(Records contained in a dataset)

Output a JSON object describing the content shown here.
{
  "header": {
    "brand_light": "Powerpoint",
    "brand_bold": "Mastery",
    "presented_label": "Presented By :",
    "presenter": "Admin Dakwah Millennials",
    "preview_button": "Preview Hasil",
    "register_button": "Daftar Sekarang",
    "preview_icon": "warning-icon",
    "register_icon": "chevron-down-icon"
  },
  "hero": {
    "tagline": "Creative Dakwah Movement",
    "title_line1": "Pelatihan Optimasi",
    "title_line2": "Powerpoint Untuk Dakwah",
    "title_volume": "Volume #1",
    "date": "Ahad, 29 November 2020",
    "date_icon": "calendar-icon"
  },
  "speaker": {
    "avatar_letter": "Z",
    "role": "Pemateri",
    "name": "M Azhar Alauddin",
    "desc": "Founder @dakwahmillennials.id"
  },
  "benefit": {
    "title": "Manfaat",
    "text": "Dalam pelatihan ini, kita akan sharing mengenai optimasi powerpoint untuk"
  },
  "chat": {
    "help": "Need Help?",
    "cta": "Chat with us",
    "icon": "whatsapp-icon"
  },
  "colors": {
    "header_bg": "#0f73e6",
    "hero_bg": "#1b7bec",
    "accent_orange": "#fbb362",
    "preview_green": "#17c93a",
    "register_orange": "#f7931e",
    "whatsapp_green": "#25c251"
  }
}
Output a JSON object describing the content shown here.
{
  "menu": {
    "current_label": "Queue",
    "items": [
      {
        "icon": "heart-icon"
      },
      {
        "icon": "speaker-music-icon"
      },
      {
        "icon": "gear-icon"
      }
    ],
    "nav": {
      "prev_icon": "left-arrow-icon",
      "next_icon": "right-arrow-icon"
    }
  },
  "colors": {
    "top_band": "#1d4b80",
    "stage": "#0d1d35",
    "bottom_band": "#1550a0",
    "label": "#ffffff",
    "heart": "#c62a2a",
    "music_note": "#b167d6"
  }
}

_YOUR INSTRUCTIONS_:
Extract the entries above verbatim.

_ANSWER IN FULL_:
Output a JSON object describing the content shown here.
{
  "header": {
    "brand_light": "Powerpoint",
    "brand_bold": "Mastery",
    "presented_label": "Presented By :",
    "presenter": "Admin Dakwah Millennials",
    "preview_button": "Preview Hasil",
    "register_button": "Daftar Sekarang",
    "preview_icon": "warning-icon",
    "register_icon": "chevron-down-icon"
  },
  "hero": {
    "tagline": "Creative Dakwah Movement",
    "title_line1": "Pelatihan Optimasi",
    "title_line2": "Powerpoint Untuk Dakwah",
    "title_volume": "Volume #1",
    "date": "Ahad, 29 November 2020",
    "date_icon": "calendar-icon"
  },
  "speaker": {
    "avatar_letter": "Z",
    "role": "Pemateri",
    "name": "M Azhar Alauddin",
    "desc": "Founder @dakwahmillennials.id"
  },
  "benefit": {
    "title": "Manfaat",
    "text": "Dalam pelatihan ini, kita akan sharing mengenai optimasi powerpoint untuk"
  },
  "chat": {
    "help": "Need Help?",
    "cta": "Chat with us",
    "icon": "whatsapp-icon"
  },
  "colors": {
    "header_bg": "#0f73e6",
    "hero_bg": "#1b7bec",
    "accent_orange": "#fbb362",
    "preview_green": "#17c93a",
    "register_orange": "#f7931e",
    "whatsapp_green": "#25c251"
  }
}
Output a JSON object describing the content shown here.
{
  "menu": {
    "current_label": "Queue",
    "items": [
      {
        "icon": "heart-icon"
      },
      {
        "icon": "speaker-music-icon"
      },
      {
        "icon": "gear-icon"
      }
    ],
    "nav": {
      "prev_icon": "left-arrow-icon",
      "next_icon": "right-arrow-icon"
    }
  },
  "colors": {
    "top_band": "#1d4b80",
    "stage": "#0d1d35",
    "bottom_band": "#1550a0",
    "label": "#ffffff",
    "heart": "#c62a2a",
    "music_note": "#b167d6"
  }
}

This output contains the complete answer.